» JOB: Retype each line exactly. Skip images.

begin

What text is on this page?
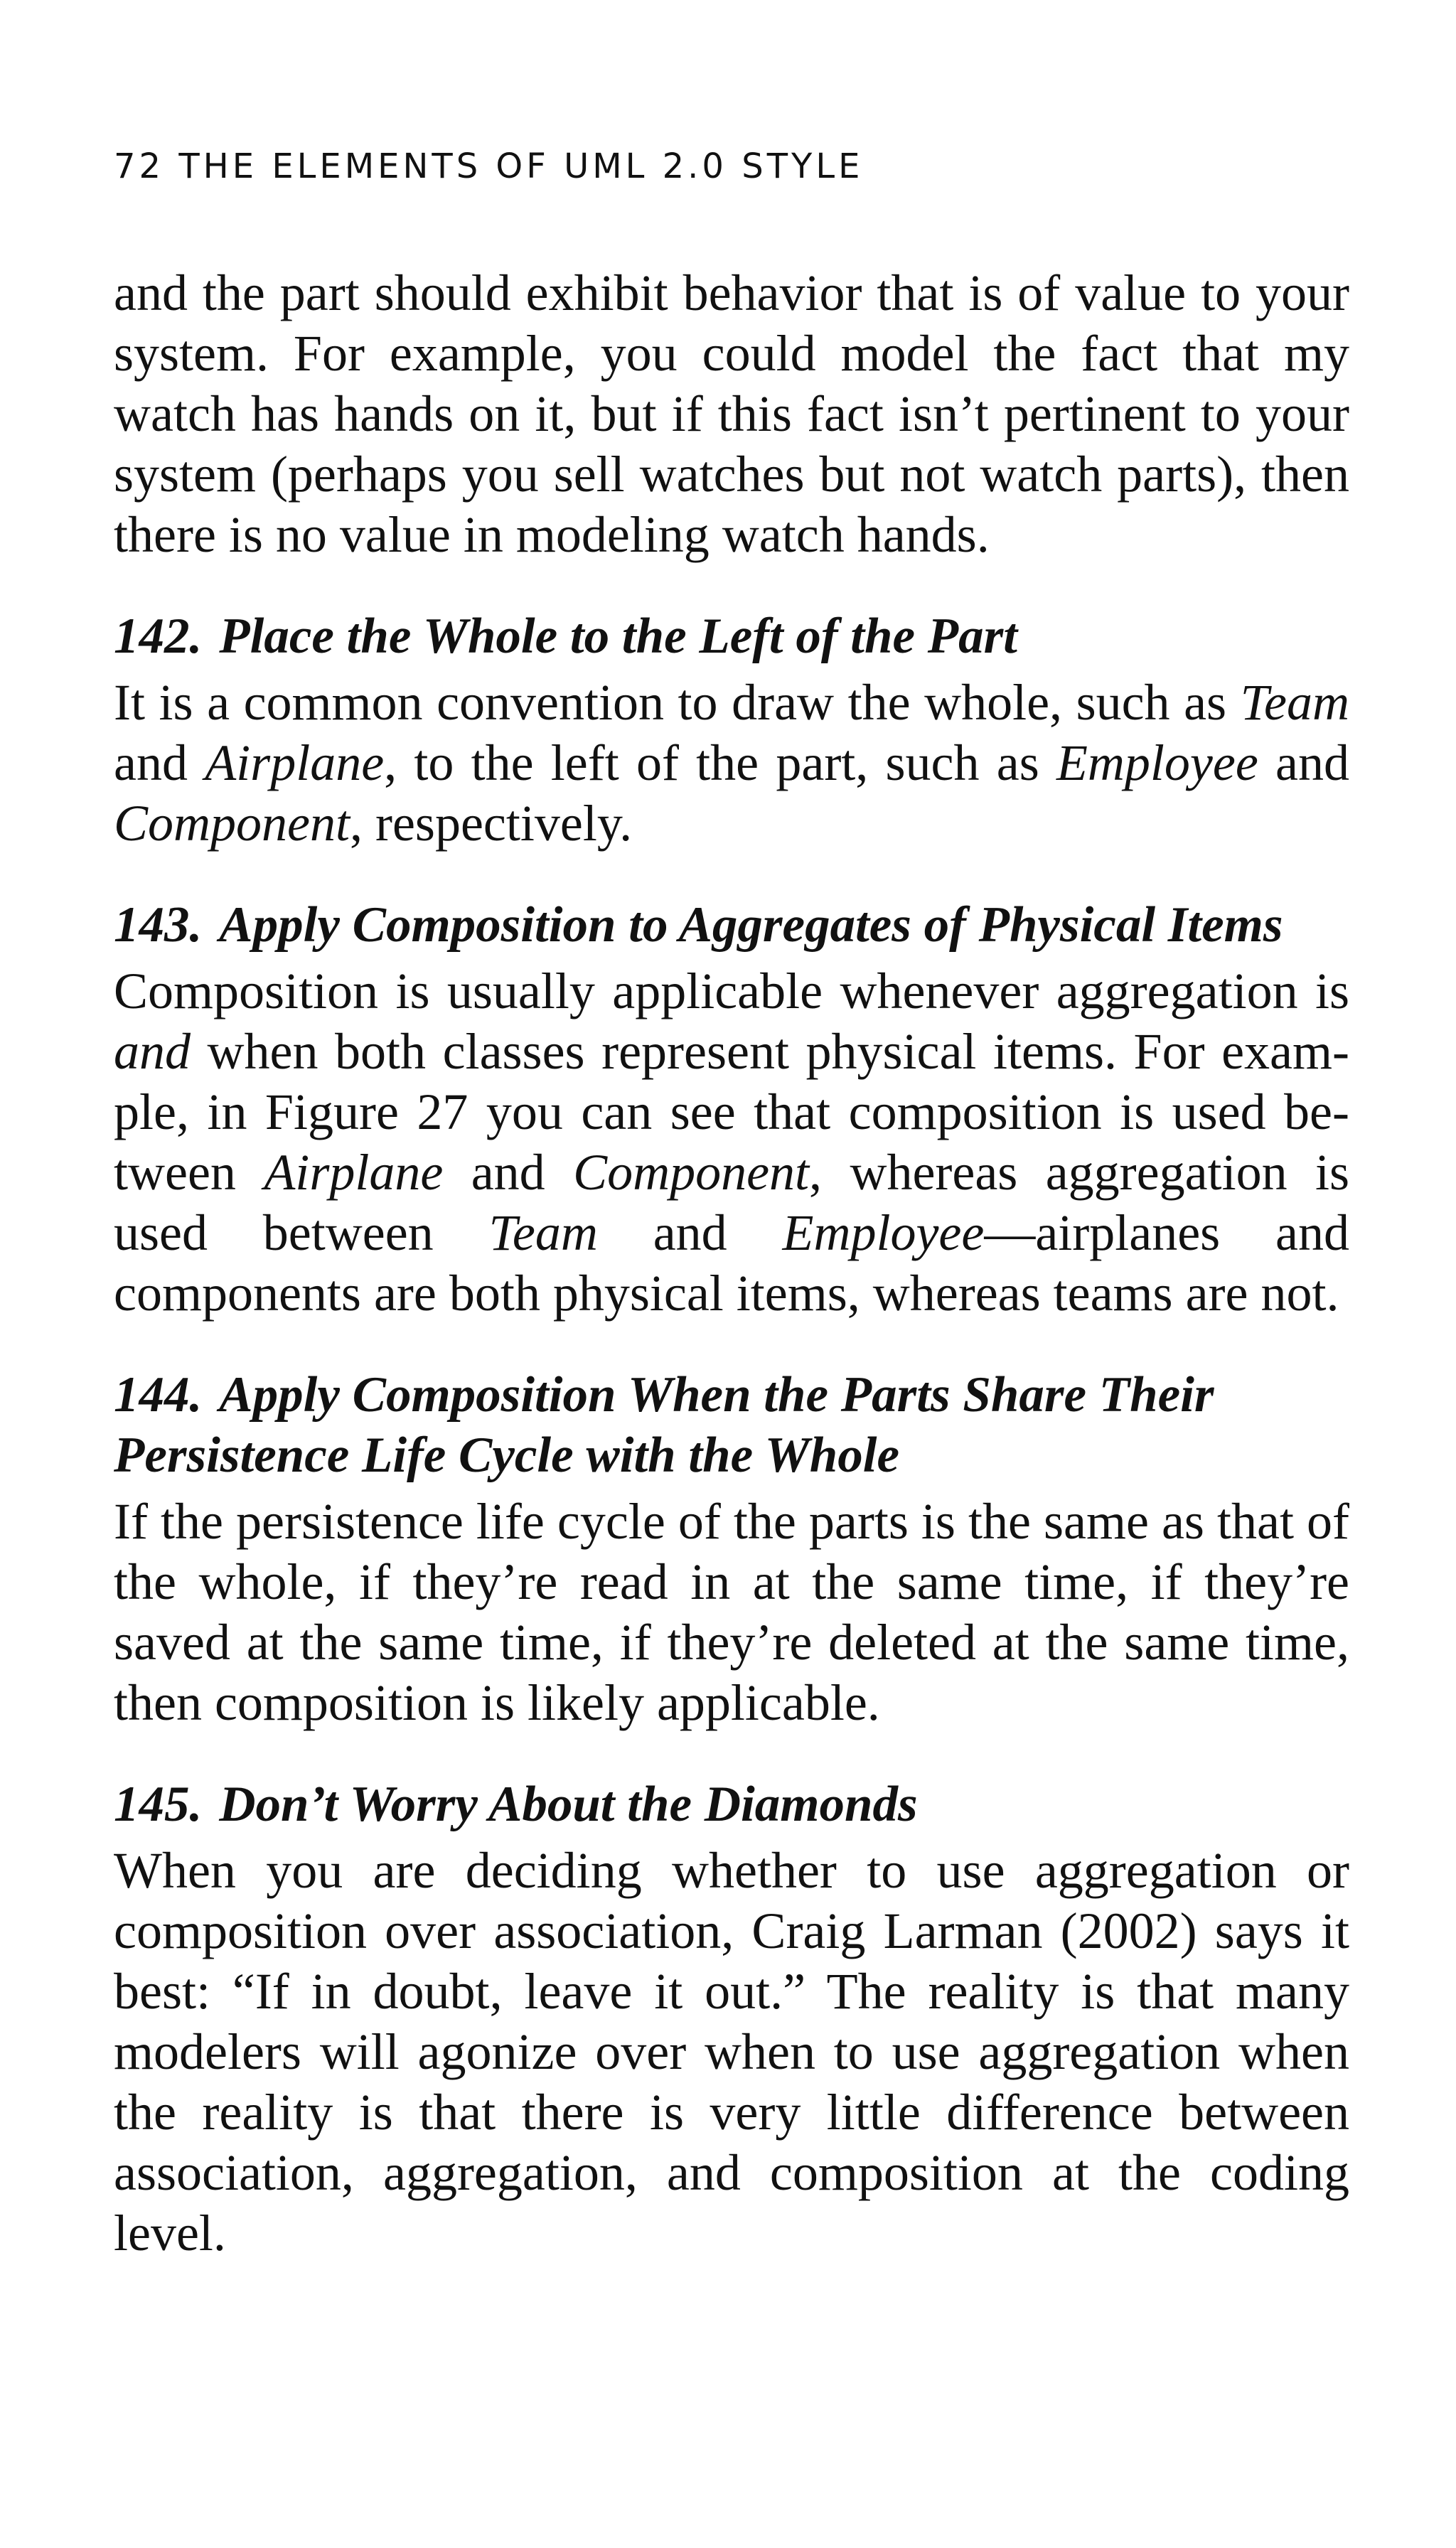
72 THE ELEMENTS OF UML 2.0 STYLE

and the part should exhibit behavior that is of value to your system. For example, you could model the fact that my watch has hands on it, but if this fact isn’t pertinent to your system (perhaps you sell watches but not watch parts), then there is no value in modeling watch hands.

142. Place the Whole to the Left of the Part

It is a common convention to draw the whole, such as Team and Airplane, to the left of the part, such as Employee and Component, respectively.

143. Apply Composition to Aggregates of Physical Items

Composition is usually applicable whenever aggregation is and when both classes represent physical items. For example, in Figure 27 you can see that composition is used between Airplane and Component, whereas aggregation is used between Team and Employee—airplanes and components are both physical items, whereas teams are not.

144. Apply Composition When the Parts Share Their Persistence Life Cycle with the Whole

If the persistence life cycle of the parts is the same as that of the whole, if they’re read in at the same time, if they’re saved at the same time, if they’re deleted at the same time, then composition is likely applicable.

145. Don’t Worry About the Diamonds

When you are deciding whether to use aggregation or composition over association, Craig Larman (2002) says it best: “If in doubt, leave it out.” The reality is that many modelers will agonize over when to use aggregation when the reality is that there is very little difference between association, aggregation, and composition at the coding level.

end

» RESULT OF THIS EXERCISE:
What text is on this page?
72 THE ELEMENTS OF UML 2.0 STYLE

and the part should exhibit behavior that is of value to your system. For example, you could model the fact that my watch has hands on it, but if this fact isn’t pertinent to your system (perhaps you sell watches but not watch parts), then there is no value in modeling watch hands.

142. Place the Whole to the Left of the Part

It is a common convention to draw the whole, such as Team and Airplane, to the left of the part, such as Employee and Component, respectively.

143. Apply Composition to Aggregates of Physical Items

Composition is usually applicable whenever aggregation is and when both classes represent physical items. For example, in Figure 27 you can see that composition is used between Airplane and Component, whereas aggregation is used between Team and Employee—airplanes and components are both physical items, whereas teams are not.

144. Apply Composition When the Parts Share Their Persistence Life Cycle with the Whole

If the persistence life cycle of the parts is the same as that of the whole, if they’re read in at the same time, if they’re saved at the same time, if they’re deleted at the same time, then composition is likely applicable.

145. Don’t Worry About the Diamonds

When you are deciding whether to use aggregation or composition over association, Craig Larman (2002) says it best: “If in doubt, leave it out.” The reality is that many modelers will agonize over when to use aggregation when the reality is that there is very little difference between association, aggregation, and composition at the coding level.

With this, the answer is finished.